Southwest Forest Industries, Inc. v. John L. Sutton

868 F.2d 352, 1989 WL 9233
CourtCourt of Appeals for the Tenth Circuit
DecidedOctober 26, 1989
Docket86-1183
StatusPublished
Cited by30 cases

This text of 868 F.2d 352 (Southwest Forest Industries, Inc. v. John L. Sutton) is published on Counsel Stack Legal Research, covering Court of Appeals for the Tenth Circuit primary law. Counsel Stack provides free access to over 12 million legal documents including statutes, case law, regulations, and constitutions.

Bluebook
Southwest Forest Industries, Inc. v. John L. Sutton, 868 F.2d 352, 1989 WL 9233 (10th Cir. 1989).

Opinion

SEYMOUR, Circuit Judge.

Plaintiff, John L. Sutton, a former employee of defendant Southwest Forest Industries (Southwest), brought this diversity action for damages, alleging retaliatory discharge for filing worker’s compensation claims. After a jury verdict for Sutton, the district court, 643 F.Supp. 662, denied Southwest’s motion for judgment notwithstanding the verdict and Southwest appealed. While this appeal was pending, the Kansas Supreme Court issued several decisions addressing whether an employee covered by a collective bargaining agreement could bring a tort action for retaliatory discharge. Among other issues, Southwest asks us to hold that the latest Kansas decision, which reversed prior decisions on which Southwest relied, should not be applied retroactively in this appeal. We conclude instead that the most recent Kansas decision on this issue should be applied retroactively here. We are not persuaded by Southwest’s other contentions, and we therefore affirm.

I.

Sutton was employed by Southwest from September 1978 until July 1982. He initially brought this action in Kansas state court, claiming that Southwest discharged him in retaliation for having filed worker’s compensation claims. The action was subsequently removed to the United States District Court for the District of Kansas and a jury trial was held in October 1986. At the time of trial, only the Kansas Court of Appeals had ruled on the existence of an action in tort for retaliatory discharge. See Murphy v. City of Topeka -Shawnee County Department of Labor Services, 6 Kan.App.2d 488, 630 P.2d 186 (1981). The court held there that Kansas law permits an employee to bring a cause of action in tort for a termination based on the filing of worker’s compensation claims. Id. 630 P.2d at 193. The plaintiff in Murphy was an employee-at-will. Id. 630 P.2d at 190. Southwest argued unsuccessfully to the district court that Murphy was inapplicable to the present case because Sutton was covered by a collective bargaining agreement.

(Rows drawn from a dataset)
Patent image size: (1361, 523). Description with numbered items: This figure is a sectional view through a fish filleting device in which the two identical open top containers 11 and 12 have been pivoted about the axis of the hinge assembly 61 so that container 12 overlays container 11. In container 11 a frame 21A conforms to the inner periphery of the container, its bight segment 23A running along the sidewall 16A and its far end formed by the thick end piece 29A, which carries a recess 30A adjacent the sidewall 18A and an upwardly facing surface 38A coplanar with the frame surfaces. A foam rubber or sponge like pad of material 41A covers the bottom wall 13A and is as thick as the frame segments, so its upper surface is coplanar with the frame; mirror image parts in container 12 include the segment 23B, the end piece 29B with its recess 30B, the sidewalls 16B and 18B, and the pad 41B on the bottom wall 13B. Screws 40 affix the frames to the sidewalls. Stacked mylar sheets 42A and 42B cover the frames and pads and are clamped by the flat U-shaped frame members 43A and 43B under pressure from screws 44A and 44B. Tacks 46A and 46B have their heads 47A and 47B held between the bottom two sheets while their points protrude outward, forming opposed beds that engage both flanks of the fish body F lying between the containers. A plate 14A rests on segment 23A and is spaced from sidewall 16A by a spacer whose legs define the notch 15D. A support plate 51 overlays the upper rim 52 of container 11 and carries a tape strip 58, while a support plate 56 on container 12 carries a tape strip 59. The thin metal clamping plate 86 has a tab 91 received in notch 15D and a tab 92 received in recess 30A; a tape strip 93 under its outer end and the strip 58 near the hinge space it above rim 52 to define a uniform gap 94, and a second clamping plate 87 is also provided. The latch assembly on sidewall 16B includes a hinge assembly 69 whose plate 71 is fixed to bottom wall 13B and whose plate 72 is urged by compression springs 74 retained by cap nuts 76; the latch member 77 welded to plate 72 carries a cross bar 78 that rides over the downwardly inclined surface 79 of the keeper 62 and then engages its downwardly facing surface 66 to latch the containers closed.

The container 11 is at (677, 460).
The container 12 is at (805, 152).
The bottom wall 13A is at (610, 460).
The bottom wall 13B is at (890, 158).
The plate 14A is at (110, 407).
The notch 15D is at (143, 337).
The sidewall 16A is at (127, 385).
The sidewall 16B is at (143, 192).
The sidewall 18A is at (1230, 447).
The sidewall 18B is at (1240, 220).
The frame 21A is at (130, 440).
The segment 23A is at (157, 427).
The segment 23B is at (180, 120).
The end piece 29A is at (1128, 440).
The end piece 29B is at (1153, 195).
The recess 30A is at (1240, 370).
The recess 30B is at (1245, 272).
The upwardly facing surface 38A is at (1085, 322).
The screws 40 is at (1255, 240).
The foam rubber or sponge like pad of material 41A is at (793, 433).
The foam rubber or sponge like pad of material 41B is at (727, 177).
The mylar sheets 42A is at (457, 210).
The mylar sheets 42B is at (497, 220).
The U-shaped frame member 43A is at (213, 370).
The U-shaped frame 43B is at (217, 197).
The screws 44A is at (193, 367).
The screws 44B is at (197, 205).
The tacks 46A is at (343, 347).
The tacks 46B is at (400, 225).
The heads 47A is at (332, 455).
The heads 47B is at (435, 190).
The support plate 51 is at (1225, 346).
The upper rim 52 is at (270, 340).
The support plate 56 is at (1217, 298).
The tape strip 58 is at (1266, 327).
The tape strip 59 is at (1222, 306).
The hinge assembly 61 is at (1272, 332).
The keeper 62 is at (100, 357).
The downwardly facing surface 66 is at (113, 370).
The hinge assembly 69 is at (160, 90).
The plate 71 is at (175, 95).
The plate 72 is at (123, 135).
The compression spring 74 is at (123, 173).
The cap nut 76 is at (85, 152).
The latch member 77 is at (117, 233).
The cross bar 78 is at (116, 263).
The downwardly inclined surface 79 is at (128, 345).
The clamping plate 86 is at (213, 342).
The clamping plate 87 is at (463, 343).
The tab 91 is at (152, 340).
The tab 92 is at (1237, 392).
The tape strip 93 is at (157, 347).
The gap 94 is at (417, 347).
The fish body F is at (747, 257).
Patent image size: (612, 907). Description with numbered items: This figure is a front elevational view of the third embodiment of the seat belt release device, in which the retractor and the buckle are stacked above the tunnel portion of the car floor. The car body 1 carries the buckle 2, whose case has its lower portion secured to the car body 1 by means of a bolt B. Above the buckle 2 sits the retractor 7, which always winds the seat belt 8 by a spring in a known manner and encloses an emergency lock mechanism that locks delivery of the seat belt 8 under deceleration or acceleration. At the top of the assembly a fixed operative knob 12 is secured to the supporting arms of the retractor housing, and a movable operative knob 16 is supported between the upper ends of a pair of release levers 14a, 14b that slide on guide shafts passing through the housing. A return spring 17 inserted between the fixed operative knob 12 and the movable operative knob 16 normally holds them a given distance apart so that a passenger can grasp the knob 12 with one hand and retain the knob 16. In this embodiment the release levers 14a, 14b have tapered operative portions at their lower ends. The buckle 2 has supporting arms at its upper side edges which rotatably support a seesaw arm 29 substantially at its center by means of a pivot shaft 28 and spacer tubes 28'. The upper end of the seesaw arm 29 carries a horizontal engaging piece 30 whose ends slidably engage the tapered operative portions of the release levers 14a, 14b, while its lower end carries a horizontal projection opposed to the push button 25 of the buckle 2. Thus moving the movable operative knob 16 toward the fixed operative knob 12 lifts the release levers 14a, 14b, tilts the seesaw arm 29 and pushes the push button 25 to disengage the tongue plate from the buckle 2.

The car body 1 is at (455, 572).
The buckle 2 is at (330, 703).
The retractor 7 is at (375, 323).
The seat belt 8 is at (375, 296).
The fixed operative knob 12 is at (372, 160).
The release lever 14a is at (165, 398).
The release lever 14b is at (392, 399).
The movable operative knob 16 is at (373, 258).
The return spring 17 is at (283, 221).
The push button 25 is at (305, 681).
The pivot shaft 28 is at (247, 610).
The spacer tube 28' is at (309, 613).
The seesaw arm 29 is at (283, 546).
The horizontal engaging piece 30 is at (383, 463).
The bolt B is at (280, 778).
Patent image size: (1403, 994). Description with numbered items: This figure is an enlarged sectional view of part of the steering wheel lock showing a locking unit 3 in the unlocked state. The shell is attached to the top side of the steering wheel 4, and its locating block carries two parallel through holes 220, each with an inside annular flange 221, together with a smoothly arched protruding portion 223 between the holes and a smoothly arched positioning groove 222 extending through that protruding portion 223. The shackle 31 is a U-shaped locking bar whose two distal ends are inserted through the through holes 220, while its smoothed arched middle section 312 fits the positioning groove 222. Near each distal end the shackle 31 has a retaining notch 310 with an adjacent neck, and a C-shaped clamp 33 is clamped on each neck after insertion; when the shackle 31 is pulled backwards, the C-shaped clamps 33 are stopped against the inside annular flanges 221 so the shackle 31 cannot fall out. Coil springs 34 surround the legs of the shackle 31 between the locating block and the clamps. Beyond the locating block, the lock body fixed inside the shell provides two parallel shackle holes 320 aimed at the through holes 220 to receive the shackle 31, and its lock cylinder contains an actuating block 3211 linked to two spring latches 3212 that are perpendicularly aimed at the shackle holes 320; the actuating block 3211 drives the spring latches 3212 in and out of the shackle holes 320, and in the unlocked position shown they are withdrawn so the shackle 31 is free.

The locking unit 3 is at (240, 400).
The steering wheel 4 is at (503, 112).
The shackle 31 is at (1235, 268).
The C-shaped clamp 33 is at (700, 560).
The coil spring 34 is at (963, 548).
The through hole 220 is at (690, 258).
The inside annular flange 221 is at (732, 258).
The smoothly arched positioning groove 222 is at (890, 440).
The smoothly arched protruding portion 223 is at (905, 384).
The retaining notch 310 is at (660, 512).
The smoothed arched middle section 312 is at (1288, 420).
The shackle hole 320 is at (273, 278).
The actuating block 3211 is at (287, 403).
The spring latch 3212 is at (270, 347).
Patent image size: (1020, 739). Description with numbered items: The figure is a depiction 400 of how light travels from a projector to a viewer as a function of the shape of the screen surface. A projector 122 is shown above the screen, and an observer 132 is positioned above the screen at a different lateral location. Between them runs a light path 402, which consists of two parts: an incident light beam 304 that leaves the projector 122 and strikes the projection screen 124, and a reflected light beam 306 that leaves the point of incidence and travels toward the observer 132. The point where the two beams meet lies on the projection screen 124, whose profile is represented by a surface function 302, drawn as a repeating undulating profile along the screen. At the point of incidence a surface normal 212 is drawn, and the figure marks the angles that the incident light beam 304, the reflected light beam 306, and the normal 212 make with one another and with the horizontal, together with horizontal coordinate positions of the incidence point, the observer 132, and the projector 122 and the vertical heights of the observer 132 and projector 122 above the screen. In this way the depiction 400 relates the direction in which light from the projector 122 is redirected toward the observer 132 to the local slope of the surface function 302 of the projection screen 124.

## Tasks to perform
- A) Copy the court opinion from "This text of" up to and including "(10th Cir. 1989).", renaming "Counsel Stack" to "the research service" wherever it appears.
- B) According to the court opinion, during what period was Sutton employed by Southwest?

## Solutions for each task
- A)
This text of 868 F.2d 352 (Southwest Forest Industries, Inc. v. John L. Sutton) is published on the research service Legal Research, covering Court of Appeals for the Tenth Circuit primary law. the research service provides free access to over 12 million legal documents including statutes, case law, regulations, and constitutions.

Bluebook
Southwest Forest Industries, Inc. v. John L. Sutton, 868 F.2d 352, 1989 WL 9233 (10th Cir. 1989).

- B) From September 1978 until July 1982.